Which, as someone who's been a Game Master before, I can tell you is definitely true. I think that's part of the core appeal of the RPG genre in general, again as James points out:
As I see it, a good part of the enjoyment in being a player in a RPG campaign stems from ignorance. You don't know the details of the adventures the referee has planned; you may not even know much about the wider setting in which those adventures are based. In many old school games, you don't even know what sort of character you'll be playing until you roll some dice and see. Over time and through play, all these instances of ignorance are lessened to some degree and the process of doing so leads to much fun.
It's that gradual elimination of ignorance that's the hook for a lot of people, that sense of discovering the unknown, of unveiling hidden secrets, of finding out surprising and astonishing phenomena you'd never get to experience otherwise. Saying "I wonder what's over that next hill?" is about as fundamental a human sentiment as you can get, and truly great RPG experiences use that to great advantage.

- [Data provided]:

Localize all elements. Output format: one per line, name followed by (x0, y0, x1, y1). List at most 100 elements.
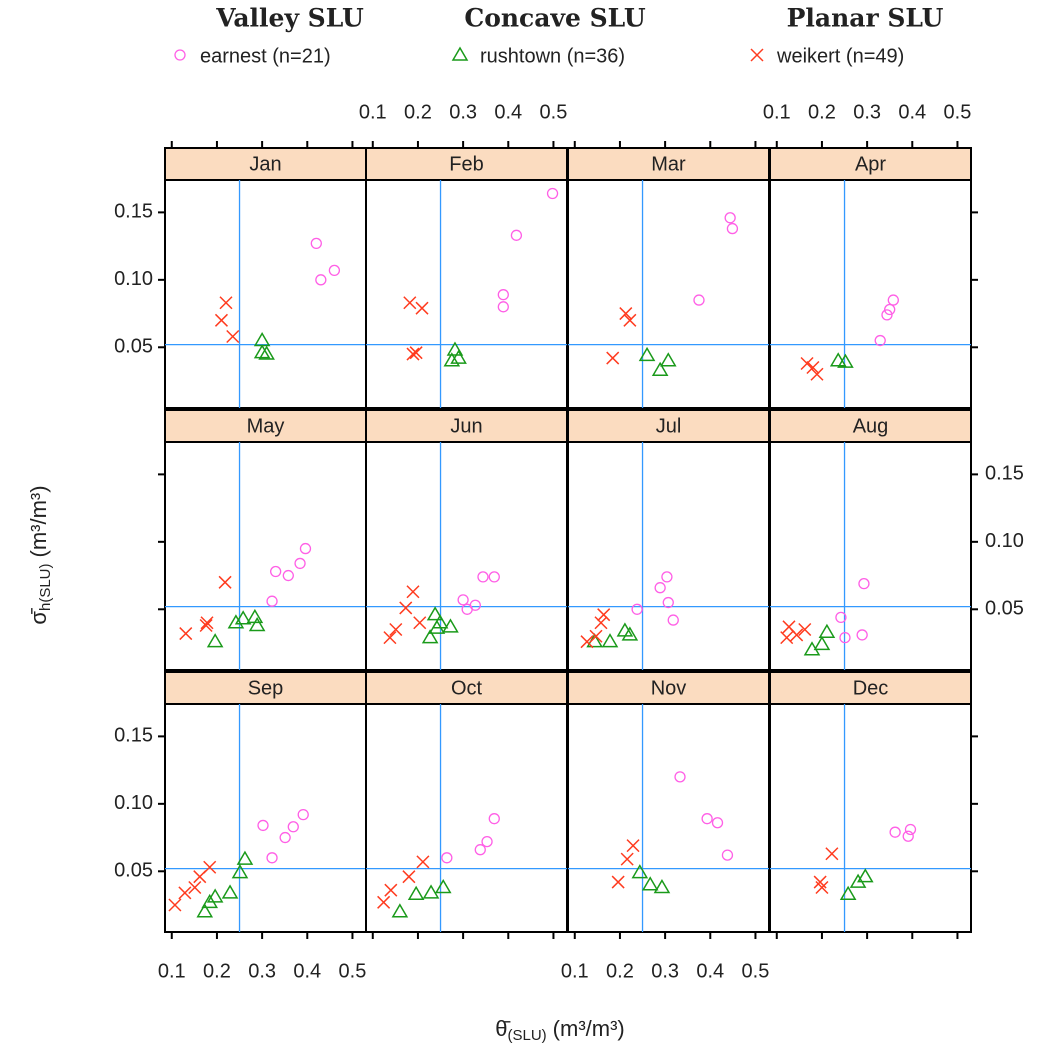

- [What is being asked]:
According to the passage on RPG enjoyment, how do players in many old school games find out what sort of character they will be playing?

- [Exercise result]:
They roll some dice and see.